* [REQUIREMENT]
When a line in the listing below contains the word "text", return a copy of that line.

* [STUDY MATERIAL]
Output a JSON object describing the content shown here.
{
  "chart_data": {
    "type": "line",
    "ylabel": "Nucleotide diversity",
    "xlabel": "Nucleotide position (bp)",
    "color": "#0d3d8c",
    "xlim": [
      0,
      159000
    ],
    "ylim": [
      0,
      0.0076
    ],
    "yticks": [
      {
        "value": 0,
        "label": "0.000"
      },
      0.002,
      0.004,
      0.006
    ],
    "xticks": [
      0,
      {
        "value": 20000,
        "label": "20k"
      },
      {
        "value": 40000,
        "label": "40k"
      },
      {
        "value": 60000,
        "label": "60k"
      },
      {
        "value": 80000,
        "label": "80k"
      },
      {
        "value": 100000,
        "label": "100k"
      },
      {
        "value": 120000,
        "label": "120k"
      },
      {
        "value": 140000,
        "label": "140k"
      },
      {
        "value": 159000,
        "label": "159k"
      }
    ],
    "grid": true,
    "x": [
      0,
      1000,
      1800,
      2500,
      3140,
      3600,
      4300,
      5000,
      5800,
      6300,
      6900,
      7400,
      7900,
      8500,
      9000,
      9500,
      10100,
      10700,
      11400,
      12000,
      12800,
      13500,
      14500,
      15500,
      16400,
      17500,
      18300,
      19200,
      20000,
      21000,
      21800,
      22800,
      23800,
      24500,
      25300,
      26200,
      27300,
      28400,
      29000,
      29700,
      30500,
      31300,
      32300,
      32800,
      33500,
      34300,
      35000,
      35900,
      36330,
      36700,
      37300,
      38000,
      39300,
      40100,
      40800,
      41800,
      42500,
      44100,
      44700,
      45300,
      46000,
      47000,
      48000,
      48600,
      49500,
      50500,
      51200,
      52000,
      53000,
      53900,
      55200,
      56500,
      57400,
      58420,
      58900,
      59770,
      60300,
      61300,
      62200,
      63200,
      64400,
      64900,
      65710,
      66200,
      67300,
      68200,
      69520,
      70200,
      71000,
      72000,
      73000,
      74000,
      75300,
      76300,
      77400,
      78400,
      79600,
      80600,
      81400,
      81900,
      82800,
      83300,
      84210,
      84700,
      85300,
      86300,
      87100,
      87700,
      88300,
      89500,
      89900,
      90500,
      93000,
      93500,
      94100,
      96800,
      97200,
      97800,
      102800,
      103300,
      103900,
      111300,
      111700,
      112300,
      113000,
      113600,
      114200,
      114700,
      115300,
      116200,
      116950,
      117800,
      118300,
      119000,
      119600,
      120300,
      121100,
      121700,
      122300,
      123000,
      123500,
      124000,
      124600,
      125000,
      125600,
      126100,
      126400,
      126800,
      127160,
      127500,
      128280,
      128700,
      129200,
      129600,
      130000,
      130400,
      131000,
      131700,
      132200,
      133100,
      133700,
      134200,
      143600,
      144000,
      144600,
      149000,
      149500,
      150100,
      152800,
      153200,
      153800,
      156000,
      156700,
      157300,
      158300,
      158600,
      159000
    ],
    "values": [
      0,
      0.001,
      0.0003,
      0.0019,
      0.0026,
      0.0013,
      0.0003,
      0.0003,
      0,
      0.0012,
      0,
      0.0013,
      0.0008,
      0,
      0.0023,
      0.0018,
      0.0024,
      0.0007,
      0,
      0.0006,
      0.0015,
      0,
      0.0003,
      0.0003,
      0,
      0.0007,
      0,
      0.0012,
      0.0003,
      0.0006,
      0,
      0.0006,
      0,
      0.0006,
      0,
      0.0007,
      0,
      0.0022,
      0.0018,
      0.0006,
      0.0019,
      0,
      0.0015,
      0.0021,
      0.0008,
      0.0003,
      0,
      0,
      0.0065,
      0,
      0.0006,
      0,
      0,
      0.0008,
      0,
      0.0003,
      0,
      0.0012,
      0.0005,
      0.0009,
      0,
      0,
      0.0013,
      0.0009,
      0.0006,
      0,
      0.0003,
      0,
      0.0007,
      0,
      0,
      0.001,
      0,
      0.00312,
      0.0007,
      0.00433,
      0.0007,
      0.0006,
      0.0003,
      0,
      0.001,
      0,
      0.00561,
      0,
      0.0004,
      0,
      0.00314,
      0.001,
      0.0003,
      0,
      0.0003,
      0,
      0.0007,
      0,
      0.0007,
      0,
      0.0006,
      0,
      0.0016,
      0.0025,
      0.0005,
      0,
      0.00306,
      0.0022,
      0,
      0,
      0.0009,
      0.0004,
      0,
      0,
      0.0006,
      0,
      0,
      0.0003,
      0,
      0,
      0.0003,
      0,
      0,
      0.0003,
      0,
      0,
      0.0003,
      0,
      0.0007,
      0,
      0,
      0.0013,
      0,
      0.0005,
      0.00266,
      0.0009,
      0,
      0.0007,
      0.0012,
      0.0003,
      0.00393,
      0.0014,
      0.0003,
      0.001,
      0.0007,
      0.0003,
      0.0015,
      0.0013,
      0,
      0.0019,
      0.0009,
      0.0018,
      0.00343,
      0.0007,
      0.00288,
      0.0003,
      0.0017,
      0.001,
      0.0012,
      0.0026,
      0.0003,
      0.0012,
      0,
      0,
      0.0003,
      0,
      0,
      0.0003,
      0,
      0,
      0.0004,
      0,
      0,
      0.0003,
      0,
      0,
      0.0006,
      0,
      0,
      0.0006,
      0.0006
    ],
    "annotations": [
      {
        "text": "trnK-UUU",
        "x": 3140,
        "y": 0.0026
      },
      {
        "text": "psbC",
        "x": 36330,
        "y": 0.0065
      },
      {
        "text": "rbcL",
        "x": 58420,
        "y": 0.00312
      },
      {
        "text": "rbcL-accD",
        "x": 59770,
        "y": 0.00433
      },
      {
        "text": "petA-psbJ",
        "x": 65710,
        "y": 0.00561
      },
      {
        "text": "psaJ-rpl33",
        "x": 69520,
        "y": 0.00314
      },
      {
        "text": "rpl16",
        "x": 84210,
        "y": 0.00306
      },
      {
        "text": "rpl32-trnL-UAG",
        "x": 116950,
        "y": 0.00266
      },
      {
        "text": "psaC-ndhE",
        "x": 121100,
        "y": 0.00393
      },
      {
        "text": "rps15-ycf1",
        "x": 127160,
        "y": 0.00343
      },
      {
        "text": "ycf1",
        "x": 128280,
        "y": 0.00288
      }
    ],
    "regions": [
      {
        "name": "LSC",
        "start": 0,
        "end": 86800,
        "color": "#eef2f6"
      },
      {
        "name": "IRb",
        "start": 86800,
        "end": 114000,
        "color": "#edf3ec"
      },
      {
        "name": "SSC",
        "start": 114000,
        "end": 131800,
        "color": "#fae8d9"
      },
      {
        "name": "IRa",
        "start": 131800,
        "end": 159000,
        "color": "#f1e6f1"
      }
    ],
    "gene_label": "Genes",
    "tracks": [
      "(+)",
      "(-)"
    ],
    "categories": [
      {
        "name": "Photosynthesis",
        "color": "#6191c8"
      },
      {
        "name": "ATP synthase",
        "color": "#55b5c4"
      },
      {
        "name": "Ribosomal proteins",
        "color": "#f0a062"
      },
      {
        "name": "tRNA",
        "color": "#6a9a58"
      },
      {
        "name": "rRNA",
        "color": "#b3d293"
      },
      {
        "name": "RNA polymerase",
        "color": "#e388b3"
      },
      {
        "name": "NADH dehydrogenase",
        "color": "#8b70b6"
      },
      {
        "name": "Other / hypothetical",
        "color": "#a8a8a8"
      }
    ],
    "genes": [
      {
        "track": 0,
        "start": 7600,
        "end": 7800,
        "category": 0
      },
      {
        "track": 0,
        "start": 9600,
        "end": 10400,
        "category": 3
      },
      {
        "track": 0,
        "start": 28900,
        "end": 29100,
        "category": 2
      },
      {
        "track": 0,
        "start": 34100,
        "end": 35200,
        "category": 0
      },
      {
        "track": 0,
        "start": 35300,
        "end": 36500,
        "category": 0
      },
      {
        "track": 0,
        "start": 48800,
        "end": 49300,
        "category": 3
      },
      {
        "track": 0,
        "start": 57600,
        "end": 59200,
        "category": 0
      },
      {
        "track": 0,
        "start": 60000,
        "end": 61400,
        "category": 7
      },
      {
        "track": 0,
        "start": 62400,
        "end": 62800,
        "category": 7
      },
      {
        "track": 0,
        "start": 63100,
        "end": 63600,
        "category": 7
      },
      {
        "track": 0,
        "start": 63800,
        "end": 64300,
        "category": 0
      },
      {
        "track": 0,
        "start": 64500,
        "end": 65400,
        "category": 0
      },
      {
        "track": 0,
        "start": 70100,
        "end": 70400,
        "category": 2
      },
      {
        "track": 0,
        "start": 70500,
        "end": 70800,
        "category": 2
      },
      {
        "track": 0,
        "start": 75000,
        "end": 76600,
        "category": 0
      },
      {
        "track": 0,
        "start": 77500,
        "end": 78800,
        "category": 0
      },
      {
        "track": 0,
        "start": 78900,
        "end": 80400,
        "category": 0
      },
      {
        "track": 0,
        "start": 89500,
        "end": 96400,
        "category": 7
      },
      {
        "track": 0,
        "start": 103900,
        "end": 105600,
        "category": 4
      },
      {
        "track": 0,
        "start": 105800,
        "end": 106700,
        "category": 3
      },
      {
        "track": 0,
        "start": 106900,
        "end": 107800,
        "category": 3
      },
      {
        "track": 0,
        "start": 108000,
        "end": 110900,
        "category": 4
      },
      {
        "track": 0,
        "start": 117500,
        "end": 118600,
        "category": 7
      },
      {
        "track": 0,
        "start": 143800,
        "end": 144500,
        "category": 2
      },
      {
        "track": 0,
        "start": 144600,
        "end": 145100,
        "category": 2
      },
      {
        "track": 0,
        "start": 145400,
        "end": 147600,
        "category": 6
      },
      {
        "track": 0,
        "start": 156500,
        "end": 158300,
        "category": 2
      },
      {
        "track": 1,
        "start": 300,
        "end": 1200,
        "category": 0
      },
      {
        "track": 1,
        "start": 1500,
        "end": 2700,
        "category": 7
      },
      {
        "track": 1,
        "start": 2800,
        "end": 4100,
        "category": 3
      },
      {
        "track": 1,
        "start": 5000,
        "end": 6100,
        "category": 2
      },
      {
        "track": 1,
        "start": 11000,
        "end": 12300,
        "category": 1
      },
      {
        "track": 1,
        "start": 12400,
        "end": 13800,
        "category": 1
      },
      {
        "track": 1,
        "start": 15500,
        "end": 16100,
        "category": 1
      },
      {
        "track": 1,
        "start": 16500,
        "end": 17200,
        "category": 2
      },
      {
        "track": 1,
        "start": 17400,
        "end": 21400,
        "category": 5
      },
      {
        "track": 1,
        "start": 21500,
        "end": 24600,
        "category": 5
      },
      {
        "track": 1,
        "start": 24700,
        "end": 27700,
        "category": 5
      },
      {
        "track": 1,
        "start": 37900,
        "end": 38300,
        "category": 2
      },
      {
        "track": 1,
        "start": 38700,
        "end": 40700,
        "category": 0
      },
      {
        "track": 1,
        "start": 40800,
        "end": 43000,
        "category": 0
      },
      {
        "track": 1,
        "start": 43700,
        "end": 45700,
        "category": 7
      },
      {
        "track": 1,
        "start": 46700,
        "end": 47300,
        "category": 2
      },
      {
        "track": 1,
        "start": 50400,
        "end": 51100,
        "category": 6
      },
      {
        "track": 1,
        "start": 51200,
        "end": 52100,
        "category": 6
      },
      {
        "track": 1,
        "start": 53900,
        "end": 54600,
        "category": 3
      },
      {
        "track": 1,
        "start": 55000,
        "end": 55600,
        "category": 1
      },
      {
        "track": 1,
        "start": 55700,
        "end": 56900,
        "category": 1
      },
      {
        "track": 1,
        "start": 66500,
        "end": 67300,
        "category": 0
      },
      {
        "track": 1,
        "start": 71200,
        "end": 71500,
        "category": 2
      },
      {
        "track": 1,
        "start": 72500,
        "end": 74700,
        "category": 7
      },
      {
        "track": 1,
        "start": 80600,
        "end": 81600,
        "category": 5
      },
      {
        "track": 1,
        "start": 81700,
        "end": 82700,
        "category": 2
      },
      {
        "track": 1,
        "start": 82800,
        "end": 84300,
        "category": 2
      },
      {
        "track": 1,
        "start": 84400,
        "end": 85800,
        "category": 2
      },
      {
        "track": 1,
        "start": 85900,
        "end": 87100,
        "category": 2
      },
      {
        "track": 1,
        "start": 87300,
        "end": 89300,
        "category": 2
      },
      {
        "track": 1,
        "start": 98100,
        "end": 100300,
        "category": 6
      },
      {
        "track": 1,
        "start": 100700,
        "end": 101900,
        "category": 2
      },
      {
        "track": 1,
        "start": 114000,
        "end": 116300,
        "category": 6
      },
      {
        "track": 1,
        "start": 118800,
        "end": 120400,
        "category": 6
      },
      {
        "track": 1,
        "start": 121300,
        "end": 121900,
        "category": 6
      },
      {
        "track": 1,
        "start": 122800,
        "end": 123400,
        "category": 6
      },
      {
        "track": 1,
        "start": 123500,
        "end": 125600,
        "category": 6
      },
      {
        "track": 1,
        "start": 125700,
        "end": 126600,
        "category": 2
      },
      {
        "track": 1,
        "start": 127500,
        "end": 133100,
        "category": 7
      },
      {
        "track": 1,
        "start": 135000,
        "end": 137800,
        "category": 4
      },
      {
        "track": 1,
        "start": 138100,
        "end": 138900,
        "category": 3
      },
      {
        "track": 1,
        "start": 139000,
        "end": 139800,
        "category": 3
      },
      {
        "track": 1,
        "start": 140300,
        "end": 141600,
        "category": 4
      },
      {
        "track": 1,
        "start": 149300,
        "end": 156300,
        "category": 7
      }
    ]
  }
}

* [TASK OUTPUT]
        "text": "trnK-UUU",
        "text": "psbC",
        "text": "rbcL",
        "text": "rbcL-accD",
        "text": "petA-psbJ",
        "text": "psaJ-rpl33",
        "text": "rpl16",
        "text": "rpl32-trnL-UAG",
        "text": "psaC-ndhE",
        "text": "rps15-ycf1",
        "text": "ycf1",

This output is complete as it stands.